Work to be completed -
Extract each line containing the string "nuevo".

# Start of Entries provided

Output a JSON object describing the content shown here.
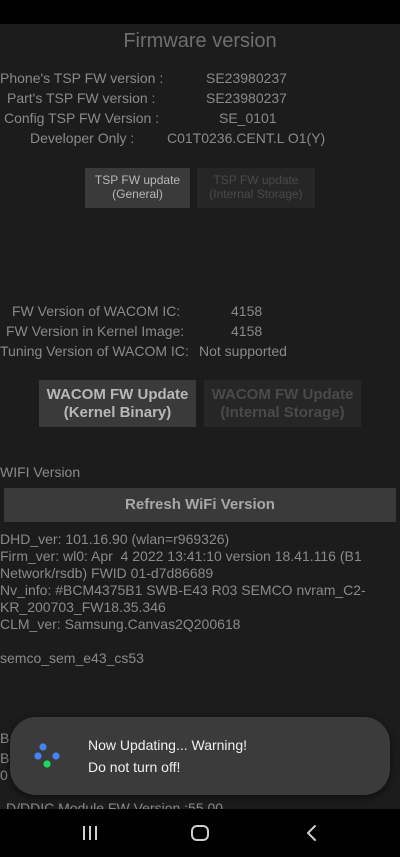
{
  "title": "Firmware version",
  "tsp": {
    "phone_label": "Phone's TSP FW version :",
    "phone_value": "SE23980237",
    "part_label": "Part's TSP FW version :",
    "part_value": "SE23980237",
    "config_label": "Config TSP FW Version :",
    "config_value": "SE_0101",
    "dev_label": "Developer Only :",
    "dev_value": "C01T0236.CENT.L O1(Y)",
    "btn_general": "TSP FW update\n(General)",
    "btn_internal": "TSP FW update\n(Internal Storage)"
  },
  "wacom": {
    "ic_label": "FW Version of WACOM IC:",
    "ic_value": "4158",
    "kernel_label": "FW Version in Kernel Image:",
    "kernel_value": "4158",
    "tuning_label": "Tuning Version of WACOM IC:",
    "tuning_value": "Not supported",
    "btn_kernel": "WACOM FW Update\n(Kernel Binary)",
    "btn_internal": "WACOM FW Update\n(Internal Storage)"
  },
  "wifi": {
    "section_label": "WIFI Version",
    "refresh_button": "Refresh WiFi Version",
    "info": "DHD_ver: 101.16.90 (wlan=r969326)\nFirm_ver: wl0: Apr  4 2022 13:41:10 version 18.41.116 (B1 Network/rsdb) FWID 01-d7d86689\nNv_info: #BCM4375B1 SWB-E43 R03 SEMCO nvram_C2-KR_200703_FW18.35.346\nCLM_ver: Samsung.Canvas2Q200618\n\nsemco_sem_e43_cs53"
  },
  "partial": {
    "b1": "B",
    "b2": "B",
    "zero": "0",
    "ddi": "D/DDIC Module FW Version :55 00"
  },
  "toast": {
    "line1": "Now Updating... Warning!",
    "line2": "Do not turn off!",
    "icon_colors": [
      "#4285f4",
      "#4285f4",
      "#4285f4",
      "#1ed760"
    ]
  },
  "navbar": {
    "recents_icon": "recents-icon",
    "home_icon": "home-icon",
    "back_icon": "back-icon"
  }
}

# End of Entries provided
# Start of Entries provided

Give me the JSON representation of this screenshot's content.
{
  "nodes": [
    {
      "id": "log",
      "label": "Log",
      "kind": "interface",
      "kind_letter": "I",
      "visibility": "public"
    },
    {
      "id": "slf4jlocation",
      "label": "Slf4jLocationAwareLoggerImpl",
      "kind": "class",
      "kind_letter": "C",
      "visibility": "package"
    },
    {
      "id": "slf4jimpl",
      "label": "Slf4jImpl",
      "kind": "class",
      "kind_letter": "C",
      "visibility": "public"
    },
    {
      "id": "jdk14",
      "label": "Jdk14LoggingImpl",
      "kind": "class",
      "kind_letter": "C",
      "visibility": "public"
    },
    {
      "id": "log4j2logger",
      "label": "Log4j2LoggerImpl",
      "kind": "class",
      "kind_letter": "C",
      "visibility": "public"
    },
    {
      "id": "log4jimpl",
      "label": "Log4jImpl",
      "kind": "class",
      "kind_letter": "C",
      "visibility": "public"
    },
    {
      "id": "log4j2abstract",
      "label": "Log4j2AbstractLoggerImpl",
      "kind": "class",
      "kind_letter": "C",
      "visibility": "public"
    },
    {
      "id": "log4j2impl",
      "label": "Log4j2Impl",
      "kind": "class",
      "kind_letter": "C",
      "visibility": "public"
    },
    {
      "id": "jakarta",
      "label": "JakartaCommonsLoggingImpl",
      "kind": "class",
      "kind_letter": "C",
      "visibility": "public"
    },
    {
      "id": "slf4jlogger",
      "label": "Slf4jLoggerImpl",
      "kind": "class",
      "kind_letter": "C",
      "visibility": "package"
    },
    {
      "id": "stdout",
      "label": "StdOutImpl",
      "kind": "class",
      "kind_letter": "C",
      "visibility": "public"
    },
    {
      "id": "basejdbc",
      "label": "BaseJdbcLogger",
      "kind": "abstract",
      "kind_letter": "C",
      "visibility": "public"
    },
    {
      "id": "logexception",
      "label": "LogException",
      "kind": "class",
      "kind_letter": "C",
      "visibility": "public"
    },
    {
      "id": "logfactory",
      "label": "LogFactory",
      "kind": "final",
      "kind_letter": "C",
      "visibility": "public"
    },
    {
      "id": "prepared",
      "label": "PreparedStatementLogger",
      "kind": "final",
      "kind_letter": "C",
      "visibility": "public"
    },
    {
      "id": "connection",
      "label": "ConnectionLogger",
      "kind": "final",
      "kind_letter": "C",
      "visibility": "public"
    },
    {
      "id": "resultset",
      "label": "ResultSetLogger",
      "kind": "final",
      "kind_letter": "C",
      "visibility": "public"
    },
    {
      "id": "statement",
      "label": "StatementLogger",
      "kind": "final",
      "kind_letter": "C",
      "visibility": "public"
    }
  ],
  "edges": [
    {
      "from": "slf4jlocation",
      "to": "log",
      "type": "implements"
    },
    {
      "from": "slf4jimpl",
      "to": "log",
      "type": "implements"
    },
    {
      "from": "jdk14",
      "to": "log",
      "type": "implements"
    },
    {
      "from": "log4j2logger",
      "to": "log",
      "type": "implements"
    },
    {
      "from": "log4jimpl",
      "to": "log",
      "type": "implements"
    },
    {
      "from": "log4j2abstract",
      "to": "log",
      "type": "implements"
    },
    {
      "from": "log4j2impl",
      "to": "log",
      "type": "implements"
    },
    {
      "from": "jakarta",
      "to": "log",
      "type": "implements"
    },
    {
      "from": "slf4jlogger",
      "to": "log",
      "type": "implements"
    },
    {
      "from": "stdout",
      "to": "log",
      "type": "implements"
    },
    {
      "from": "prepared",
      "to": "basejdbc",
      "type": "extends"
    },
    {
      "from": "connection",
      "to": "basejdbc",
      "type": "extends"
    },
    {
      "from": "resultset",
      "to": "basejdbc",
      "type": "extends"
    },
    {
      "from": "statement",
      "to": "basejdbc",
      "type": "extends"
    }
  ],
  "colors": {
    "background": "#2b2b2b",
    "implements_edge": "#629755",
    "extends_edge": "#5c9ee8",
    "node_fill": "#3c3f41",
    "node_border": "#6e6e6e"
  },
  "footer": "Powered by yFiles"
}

# End of Entries provided
# Start of Entries provided

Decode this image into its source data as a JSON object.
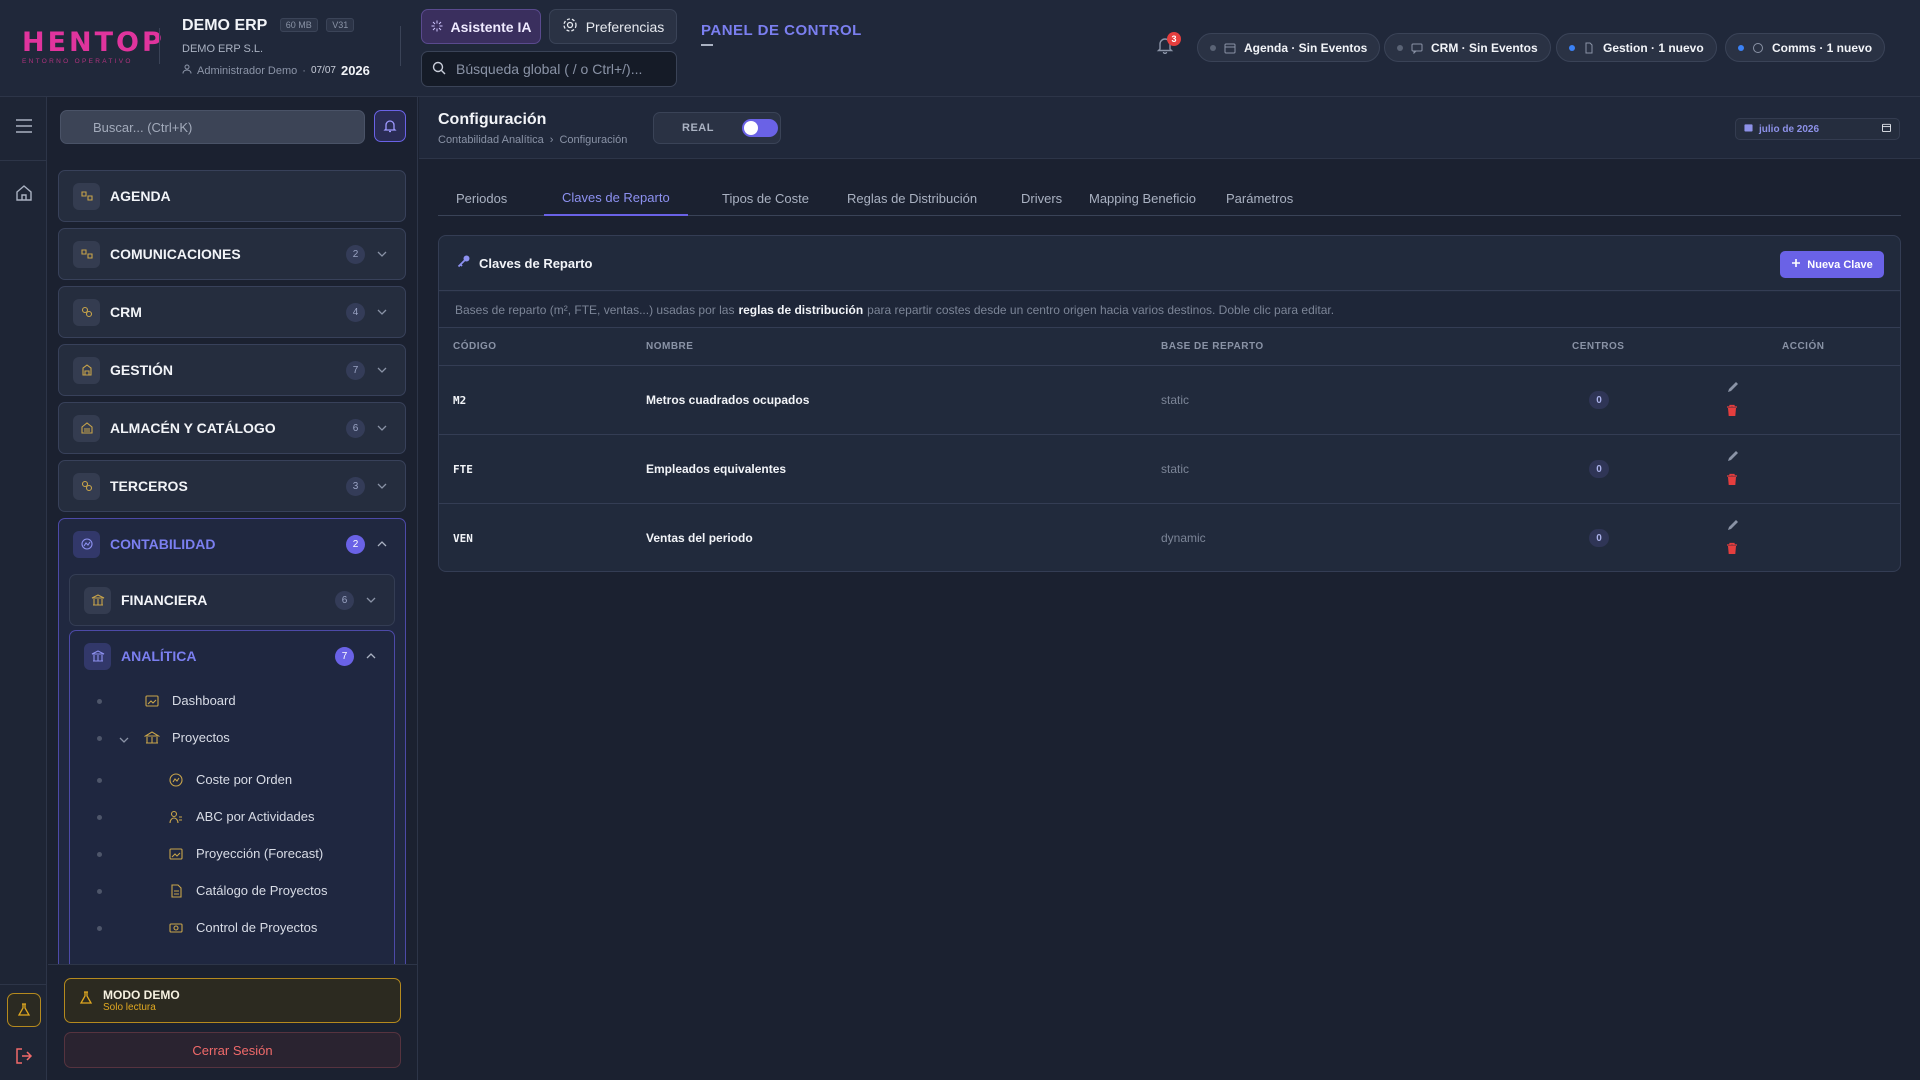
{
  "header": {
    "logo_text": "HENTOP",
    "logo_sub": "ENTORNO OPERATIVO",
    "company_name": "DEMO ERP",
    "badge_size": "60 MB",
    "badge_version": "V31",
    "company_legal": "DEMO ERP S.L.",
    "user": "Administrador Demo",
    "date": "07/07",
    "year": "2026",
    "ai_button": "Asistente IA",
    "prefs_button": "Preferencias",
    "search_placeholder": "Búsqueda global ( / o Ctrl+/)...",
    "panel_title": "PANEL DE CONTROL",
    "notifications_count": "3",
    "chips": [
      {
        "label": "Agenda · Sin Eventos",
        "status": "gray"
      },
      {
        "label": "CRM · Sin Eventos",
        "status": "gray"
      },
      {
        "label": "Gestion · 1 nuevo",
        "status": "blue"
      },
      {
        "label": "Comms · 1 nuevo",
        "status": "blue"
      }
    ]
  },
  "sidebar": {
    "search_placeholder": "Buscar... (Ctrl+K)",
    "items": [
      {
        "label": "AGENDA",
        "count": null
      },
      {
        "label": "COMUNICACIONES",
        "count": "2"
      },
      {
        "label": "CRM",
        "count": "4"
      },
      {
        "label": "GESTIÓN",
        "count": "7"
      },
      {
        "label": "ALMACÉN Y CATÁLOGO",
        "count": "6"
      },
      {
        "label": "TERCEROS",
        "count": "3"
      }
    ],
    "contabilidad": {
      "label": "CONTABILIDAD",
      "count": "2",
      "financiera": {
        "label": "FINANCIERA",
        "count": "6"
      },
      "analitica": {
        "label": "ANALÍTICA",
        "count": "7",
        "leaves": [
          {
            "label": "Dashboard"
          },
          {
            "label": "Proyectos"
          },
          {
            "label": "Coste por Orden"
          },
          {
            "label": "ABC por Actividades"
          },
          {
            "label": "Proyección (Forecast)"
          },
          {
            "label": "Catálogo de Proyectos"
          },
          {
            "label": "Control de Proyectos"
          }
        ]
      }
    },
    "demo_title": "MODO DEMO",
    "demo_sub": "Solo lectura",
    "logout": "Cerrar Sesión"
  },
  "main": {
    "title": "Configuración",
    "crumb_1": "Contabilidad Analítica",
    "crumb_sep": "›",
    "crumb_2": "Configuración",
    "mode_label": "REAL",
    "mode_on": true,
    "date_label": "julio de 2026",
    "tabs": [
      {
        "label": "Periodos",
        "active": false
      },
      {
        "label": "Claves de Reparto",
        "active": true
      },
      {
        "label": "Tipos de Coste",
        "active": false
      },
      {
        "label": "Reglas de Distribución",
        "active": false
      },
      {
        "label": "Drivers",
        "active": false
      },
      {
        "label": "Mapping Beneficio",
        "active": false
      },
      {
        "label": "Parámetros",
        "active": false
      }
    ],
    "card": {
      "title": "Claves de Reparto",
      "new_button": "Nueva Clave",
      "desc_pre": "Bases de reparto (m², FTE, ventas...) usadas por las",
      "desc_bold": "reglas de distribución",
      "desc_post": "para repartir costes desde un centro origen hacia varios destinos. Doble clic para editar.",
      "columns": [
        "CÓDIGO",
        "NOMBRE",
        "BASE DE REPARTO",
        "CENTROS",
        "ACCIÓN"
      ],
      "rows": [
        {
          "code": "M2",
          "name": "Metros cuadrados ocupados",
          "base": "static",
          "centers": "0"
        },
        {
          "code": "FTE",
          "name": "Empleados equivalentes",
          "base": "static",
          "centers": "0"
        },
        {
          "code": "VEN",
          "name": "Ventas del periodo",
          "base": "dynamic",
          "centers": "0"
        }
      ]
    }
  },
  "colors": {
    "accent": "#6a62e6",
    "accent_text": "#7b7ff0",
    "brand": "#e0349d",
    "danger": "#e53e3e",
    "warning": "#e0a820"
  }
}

# End of Entries provided

Problem solution -
        "label": "Gestion · 1 nuevo",
        "label": "Comms · 1 nuevo",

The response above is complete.